- **Set exercise**
Repeat all the records exactly, omitting pictures.

- **Saved entries**
'''
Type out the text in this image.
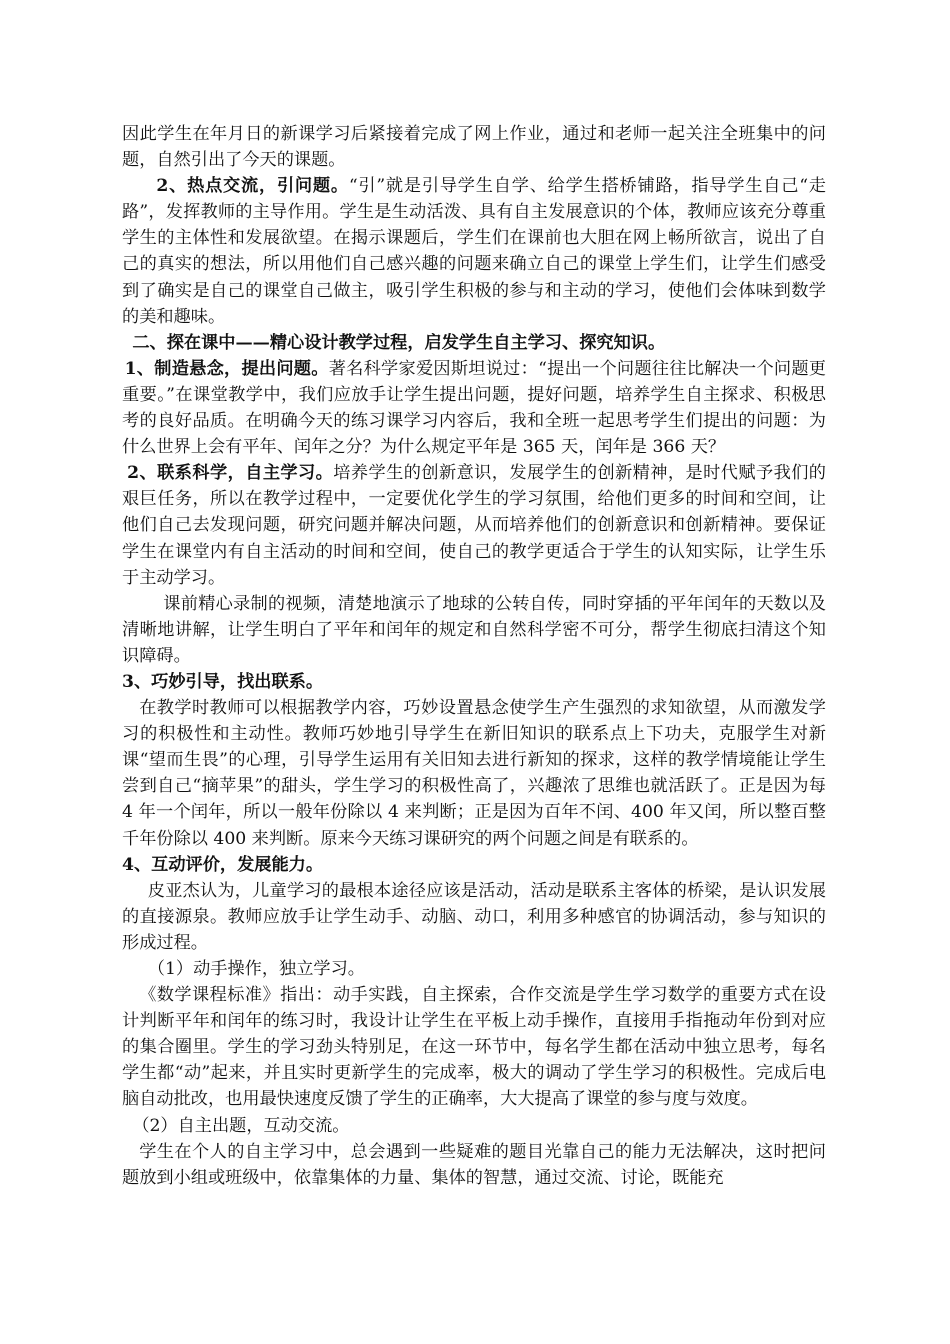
因此学生在年月日的新课学习后紧接着完成了网上作业，通过和老师一起关注全班集中的问题，自然引出了今天的课题。

2、热点交流，引问题。“引”就是引导学生自学、给学生搭桥铺路，指导学生自己“走路”，发挥教师的主导作用。学生是生动活泼、具有自主发展意识的个体，教师应该充分尊重学生的主体性和发展欲望。在揭示课题后，学生们在课前也大胆在网上畅所欲言，说出了自己的真实的想法，所以用他们自己感兴趣的问题来确立自己的课堂上学生们，让学生们感受到了确实是自己的课堂自己做主，吸引学生积极的参与和主动的学习，使他们会体味到数学的美和趣味。

二、探在课中——精心设计教学过程，启发学生自主学习、探究知识。

1、制造悬念，提出问题。著名科学家爱因斯坦说过：“提出一个问题往往比解决一个问题更重要。”在课堂教学中，我们应放手让学生提出问题，提好问题，培养学生自主探求、积极思考的良好品质。在明确今天的练习课学习内容后，我和全班一起思考学生们提出的问题：为什么世界上会有平年、闰年之分？为什么规定平年是 365 天，闰年是 366 天？

2、联系科学，自主学习。培养学生的创新意识，发展学生的创新精神，是时代赋予我们的艰巨任务，所以在教学过程中，一定要优化学生的学习氛围，给他们更多的时间和空间，让他们自己去发现问题，研究问题并解决问题，从而培养他们的创新意识和创新精神。要保证学生在课堂内有自主活动的时间和空间，使自己的教学更适合于学生的认知实际，让学生乐于主动学习。

课前精心录制的视频，清楚地演示了地球的公转自传，同时穿插的平年闰年的天数以及清晰地讲解，让学生明白了平年和闰年的规定和自然科学密不可分，帮学生彻底扫清这个知识障碍。

3、巧妙引导，找出联系。

在教学时教师可以根据教学内容，巧妙设置悬念使学生产生强烈的求知欲望，从而激发学习的积极性和主动性。教师巧妙地引导学生在新旧知识的联系点上下功夫，克服学生对新课“望而生畏”的心理，引导学生运用有关旧知去进行新知的探求，这样的教学情境能让学生尝到自己“摘苹果”的甜头，学生学习的积极性高了，兴趣浓了思维也就活跃了。正是因为每 4 年一个闰年，所以一般年份除以 4 来判断；正是因为百年不闰、400 年又闰，所以整百整千年份除以 400 来判断。原来今天练习课研究的两个问题之间是有联系的。

4、互动评价，发展能力。

皮亚杰认为，儿童学习的最根本途径应该是活动，活动是联系主客体的桥梁，是认识发展的直接源泉。教师应放手让学生动手、动脑、动口，利用多种感官的协调活动，参与知识的形成过程。

（1）动手操作，独立学习。

《数学课程标准》指出：动手实践，自主探索，合作交流是学生学习数学的重要方式在设计判断平年和闰年的练习时，我设计让学生在平板上动手操作，直接用手指拖动年份到对应的集合圈里。学生的学习劲头特别足，在这一环节中，每名学生都在活动中独立思考，每名学生都“动”起来，并且实时更新学生的完成率，极大的调动了学生学习的积极性。完成后电脑自动批改，也用最快速度反馈了学生的正确率，大大提高了课堂的参与度与效度。

（2）自主出题，互动交流。

学生在个人的自主学习中，总会遇到一些疑难的题目光靠自己的能力无法解决，这时把问题放到小组或班级中，依靠集体的力量、集体的智慧，通过交流、讨论，既能充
'''
- **Full output**
Type out the text in this image.
因此学生在年月日的新课学习后紧接着完成了网上作业，通过和老师一起关注全班集中的问题，自然引出了今天的课题。

2、热点交流，引问题。“引”就是引导学生自学、给学生搭桥铺路，指导学生自己“走路”，发挥教师的主导作用。学生是生动活泼、具有自主发展意识的个体，教师应该充分尊重学生的主体性和发展欲望。在揭示课题后，学生们在课前也大胆在网上畅所欲言，说出了自己的真实的想法，所以用他们自己感兴趣的问题来确立自己的课堂上学生们，让学生们感受到了确实是自己的课堂自己做主，吸引学生积极的参与和主动的学习，使他们会体味到数学的美和趣味。

二、探在课中——精心设计教学过程，启发学生自主学习、探究知识。

1、制造悬念，提出问题。著名科学家爱因斯坦说过：“提出一个问题往往比解决一个问题更重要。”在课堂教学中，我们应放手让学生提出问题，提好问题，培养学生自主探求、积极思考的良好品质。在明确今天的练习课学习内容后，我和全班一起思考学生们提出的问题：为什么世界上会有平年、闰年之分？为什么规定平年是 365 天，闰年是 366 天？

2、联系科学，自主学习。培养学生的创新意识，发展学生的创新精神，是时代赋予我们的艰巨任务，所以在教学过程中，一定要优化学生的学习氛围，给他们更多的时间和空间，让他们自己去发现问题，研究问题并解决问题，从而培养他们的创新意识和创新精神。要保证学生在课堂内有自主活动的时间和空间，使自己的教学更适合于学生的认知实际，让学生乐于主动学习。

课前精心录制的视频，清楚地演示了地球的公转自传，同时穿插的平年闰年的天数以及清晰地讲解，让学生明白了平年和闰年的规定和自然科学密不可分，帮学生彻底扫清这个知识障碍。

3、巧妙引导，找出联系。

在教学时教师可以根据教学内容，巧妙设置悬念使学生产生强烈的求知欲望，从而激发学习的积极性和主动性。教师巧妙地引导学生在新旧知识的联系点上下功夫，克服学生对新课“望而生畏”的心理，引导学生运用有关旧知去进行新知的探求，这样的教学情境能让学生尝到自己“摘苹果”的甜头，学生学习的积极性高了，兴趣浓了思维也就活跃了。正是因为每 4 年一个闰年，所以一般年份除以 4 来判断；正是因为百年不闰、400 年又闰，所以整百整千年份除以 400 来判断。原来今天练习课研究的两个问题之间是有联系的。

4、互动评价，发展能力。

皮亚杰认为，儿童学习的最根本途径应该是活动，活动是联系主客体的桥梁，是认识发展的直接源泉。教师应放手让学生动手、动脑、动口，利用多种感官的协调活动，参与知识的形成过程。

（1）动手操作，独立学习。

《数学课程标准》指出：动手实践，自主探索，合作交流是学生学习数学的重要方式在设计判断平年和闰年的练习时，我设计让学生在平板上动手操作，直接用手指拖动年份到对应的集合圈里。学生的学习劲头特别足，在这一环节中，每名学生都在活动中独立思考，每名学生都“动”起来，并且实时更新学生的完成率，极大的调动了学生学习的积极性。完成后电脑自动批改，也用最快速度反馈了学生的正确率，大大提高了课堂的参与度与效度。

（2）自主出题，互动交流。

学生在个人的自主学习中，总会遇到一些疑难的题目光靠自己的能力无法解决，这时把问题放到小组或班级中，依靠集体的力量、集体的智慧，通过交流、讨论，既能充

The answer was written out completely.